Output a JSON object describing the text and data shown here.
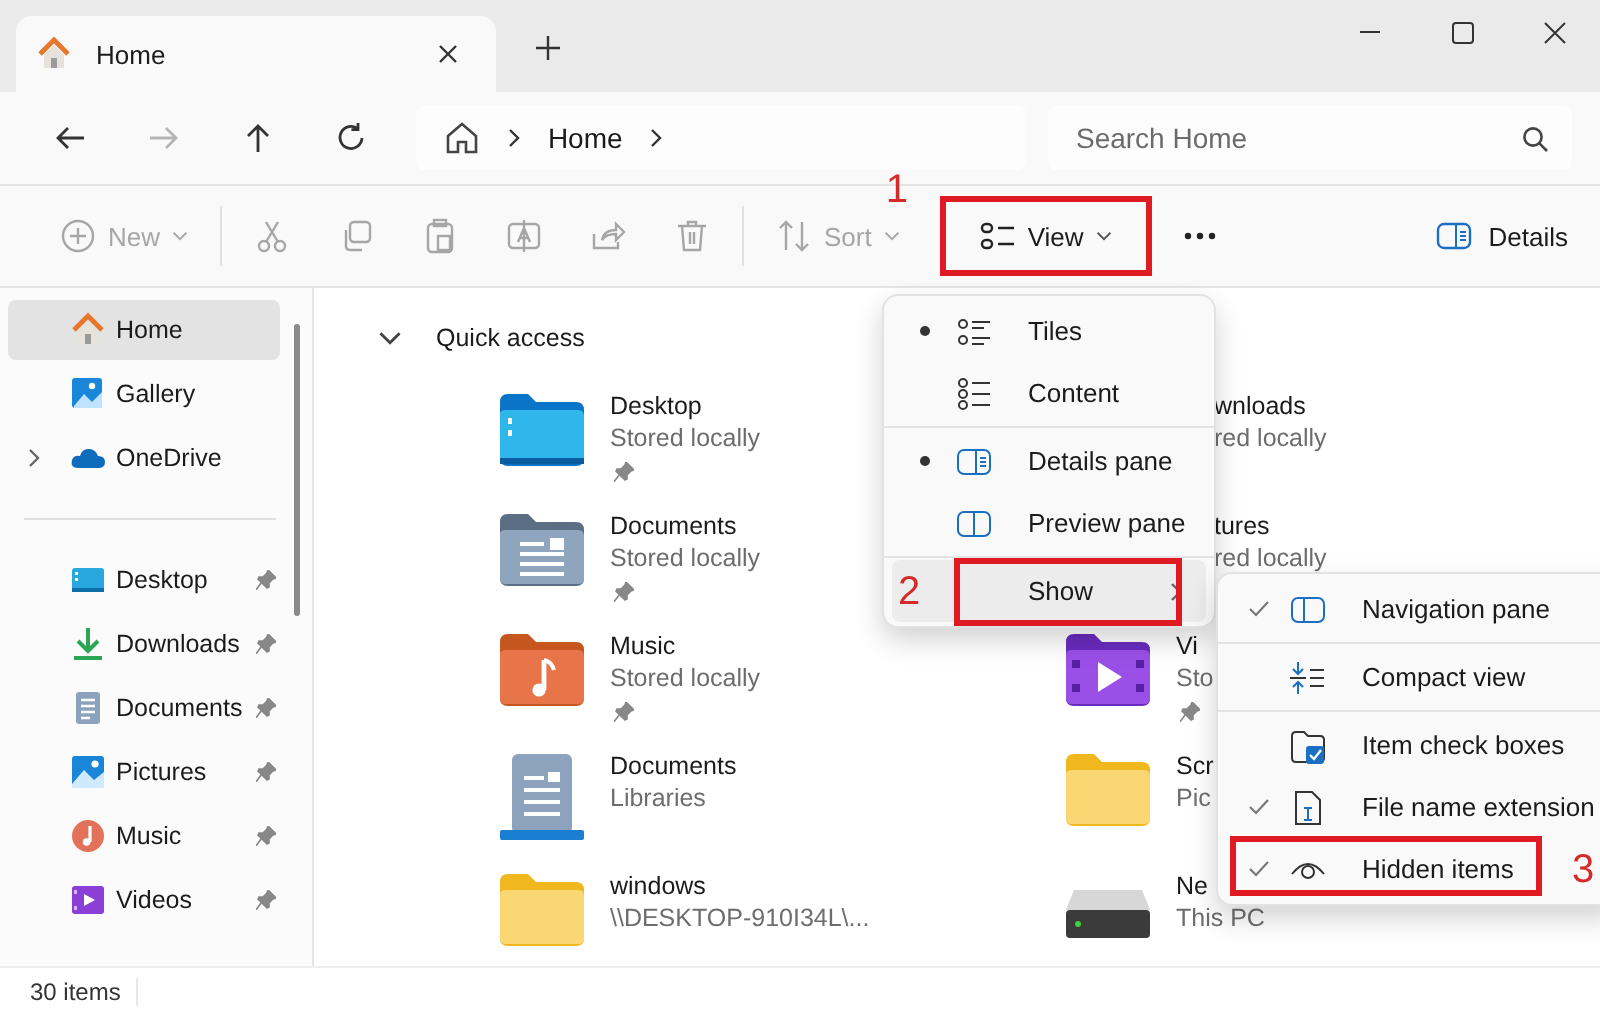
{
  "tab": {
    "title": "Home"
  },
  "address": {
    "breadcrumb": [
      "Home"
    ],
    "search": {
      "placeholder": "Search Home"
    }
  },
  "toolbar": {
    "items": [
      {
        "kind": "new",
        "label": "New",
        "disabled": true
      },
      {
        "kind": "cut",
        "disabled": true
      },
      {
        "kind": "copy",
        "disabled": true
      },
      {
        "kind": "paste",
        "disabled": true
      },
      {
        "kind": "rename",
        "disabled": true
      },
      {
        "kind": "share",
        "disabled": true
      },
      {
        "kind": "delete",
        "disabled": true
      },
      {
        "kind": "sort",
        "label": "Sort",
        "disabled": true
      },
      {
        "kind": "view",
        "label": "View",
        "disabled": false,
        "callout": "1"
      },
      {
        "kind": "more",
        "disabled": false
      }
    ],
    "details": {
      "label": "Details"
    }
  },
  "sidebar": {
    "items": [
      {
        "kind": "home",
        "label": "Home",
        "selected": true
      },
      {
        "kind": "gallery",
        "label": "Gallery",
        "selected": false
      },
      {
        "kind": "onedrive",
        "label": "OneDrive",
        "selected": false,
        "expanded": false
      },
      {
        "kind": "divider"
      },
      {
        "kind": "desktop",
        "label": "Desktop",
        "selected": false,
        "pinned": true
      },
      {
        "kind": "downloads",
        "label": "Downloads",
        "selected": false,
        "pinned": true
      },
      {
        "kind": "documents",
        "label": "Documents",
        "selected": false,
        "pinned": true
      },
      {
        "kind": "pictures",
        "label": "Pictures",
        "selected": false,
        "pinned": true
      },
      {
        "kind": "music",
        "label": "Music",
        "selected": false,
        "pinned": true
      },
      {
        "kind": "videos",
        "label": "Videos",
        "selected": false,
        "pinned": true
      }
    ]
  },
  "quick_access": {
    "title": "Quick access",
    "expanded": true,
    "items": [
      {
        "kind": "desktop",
        "name": "Desktop",
        "detail": "Stored locally",
        "pinned": true
      },
      {
        "name": "wnloads",
        "detail": "red locally"
      },
      {
        "kind": "documents",
        "name": "Documents",
        "detail": "Stored locally",
        "pinned": true
      },
      {
        "name": "tures",
        "detail": "red locally"
      },
      {
        "kind": "music",
        "name": "Music",
        "detail": "Stored locally",
        "pinned": true
      },
      {
        "kind": "videos",
        "name": "Vi",
        "detail": "Sto",
        "pinned": true
      },
      {
        "kind": "library",
        "name": "Documents",
        "detail": "Libraries"
      },
      {
        "kind": "folder",
        "name": "Scr",
        "detail": "Pic"
      },
      {
        "kind": "folder",
        "name": "windows",
        "detail": "\\\\DESKTOP-910I34L\\..."
      },
      {
        "kind": "drive",
        "name": "Ne",
        "detail": "This PC"
      }
    ]
  },
  "view_menu": {
    "items": [
      {
        "kind": "tiles",
        "label": "Tiles",
        "selected": true
      },
      {
        "kind": "content",
        "label": "Content",
        "selected": false
      },
      {
        "kind": "separator"
      },
      {
        "kind": "details-pane",
        "label": "Details pane",
        "selected": true
      },
      {
        "kind": "preview-pane",
        "label": "Preview pane",
        "selected": false
      },
      {
        "kind": "separator"
      },
      {
        "kind": "submenu",
        "label": "Show",
        "highlighted": true,
        "callout": "2"
      }
    ]
  },
  "show_menu": {
    "items": [
      {
        "kind": "navigation",
        "label": "Navigation pane",
        "checked": true
      },
      {
        "kind": "separator"
      },
      {
        "kind": "compact",
        "label": "Compact view",
        "checked": false
      },
      {
        "kind": "separator"
      },
      {
        "kind": "checkboxes",
        "label": "Item check boxes",
        "checked": false
      },
      {
        "kind": "extension",
        "label": "File name extension",
        "checked": true
      },
      {
        "kind": "hidden",
        "label": "Hidden items",
        "checked": true,
        "callout": "3"
      }
    ]
  },
  "status_bar": {
    "count": "30 items"
  }
}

--

_What you are asked to do:_
Return each line exactly as written. Any picture gets left out.

_Correct result:_
Output a JSON object describing the text and data shown here.
{
  "tab": {
    "title": "Home"
  },
  "address": {
    "breadcrumb": [
      "Home"
    ],
    "search": {
      "placeholder": "Search Home"
    }
  },
  "toolbar": {
    "items": [
      {
        "kind": "new",
        "label": "New",
        "disabled": true
      },
      {
        "kind": "cut",
        "disabled": true
      },
      {
        "kind": "copy",
        "disabled": true
      },
      {
        "kind": "paste",
        "disabled": true
      },
      {
        "kind": "rename",
        "disabled": true
      },
      {
        "kind": "share",
        "disabled": true
      },
      {
        "kind": "delete",
        "disabled": true
      },
      {
        "kind": "sort",
        "label": "Sort",
        "disabled": true
      },
      {
        "kind": "view",
        "label": "View",
        "disabled": false,
        "callout": "1"
      },
      {
        "kind": "more",
        "disabled": false
      }
    ],
    "details": {
      "label": "Details"
    }
  },
  "sidebar": {
    "items": [
      {
        "kind": "home",
        "label": "Home",
        "selected": true
      },
      {
        "kind": "gallery",
        "label": "Gallery",
        "selected": false
      },
      {
        "kind": "onedrive",
        "label": "OneDrive",
        "selected": false,
        "expanded": false
      },
      {
        "kind": "divider"
      },
      {
        "kind": "desktop",
        "label": "Desktop",
        "selected": false,
        "pinned": true
      },
      {
        "kind": "downloads",
        "label": "Downloads",
        "selected": false,
        "pinned": true
      },
      {
        "kind": "documents",
        "label": "Documents",
        "selected": false,
        "pinned": true
      },
      {
        "kind": "pictures",
        "label": "Pictures",
        "selected": false,
        "pinned": true
      },
      {
        "kind": "music",
        "label": "Music",
        "selected": false,
        "pinned": true
      },
      {
        "kind": "videos",
        "label": "Videos",
        "selected": false,
        "pinned": true
      }
    ]
  },
  "quick_access": {
    "title": "Quick access",
    "expanded": true,
    "items": [
      {
        "kind": "desktop",
        "name": "Desktop",
        "detail": "Stored locally",
        "pinned": true
      },
      {
        "name": "wnloads",
        "detail": "red locally"
      },
      {
        "kind": "documents",
        "name": "Documents",
        "detail": "Stored locally",
        "pinned": true
      },
      {
        "name": "tures",
        "detail": "red locally"
      },
      {
        "kind": "music",
        "name": "Music",
        "detail": "Stored locally",
        "pinned": true
      },
      {
        "kind": "videos",
        "name": "Vi",
        "detail": "Sto",
        "pinned": true
      },
      {
        "kind": "library",
        "name": "Documents",
        "detail": "Libraries"
      },
      {
        "kind": "folder",
        "name": "Scr",
        "detail": "Pic"
      },
      {
        "kind": "folder",
        "name": "windows",
        "detail": "\\\\DESKTOP-910I34L\\..."
      },
      {
        "kind": "drive",
        "name": "Ne",
        "detail": "This PC"
      }
    ]
  },
  "view_menu": {
    "items": [
      {
        "kind": "tiles",
        "label": "Tiles",
        "selected": true
      },
      {
        "kind": "content",
        "label": "Content",
        "selected": false
      },
      {
        "kind": "separator"
      },
      {
        "kind": "details-pane",
        "label": "Details pane",
        "selected": true
      },
      {
        "kind": "preview-pane",
        "label": "Preview pane",
        "selected": false
      },
      {
        "kind": "separator"
      },
      {
        "kind": "submenu",
        "label": "Show",
        "highlighted": true,
        "callout": "2"
      }
    ]
  },
  "show_menu": {
    "items": [
      {
        "kind": "navigation",
        "label": "Navigation pane",
        "checked": true
      },
      {
        "kind": "separator"
      },
      {
        "kind": "compact",
        "label": "Compact view",
        "checked": false
      },
      {
        "kind": "separator"
      },
      {
        "kind": "checkboxes",
        "label": "Item check boxes",
        "checked": false
      },
      {
        "kind": "extension",
        "label": "File name extension",
        "checked": true
      },
      {
        "kind": "hidden",
        "label": "Hidden items",
        "checked": true,
        "callout": "3"
      }
    ]
  },
  "status_bar": {
    "count": "30 items"
  }
}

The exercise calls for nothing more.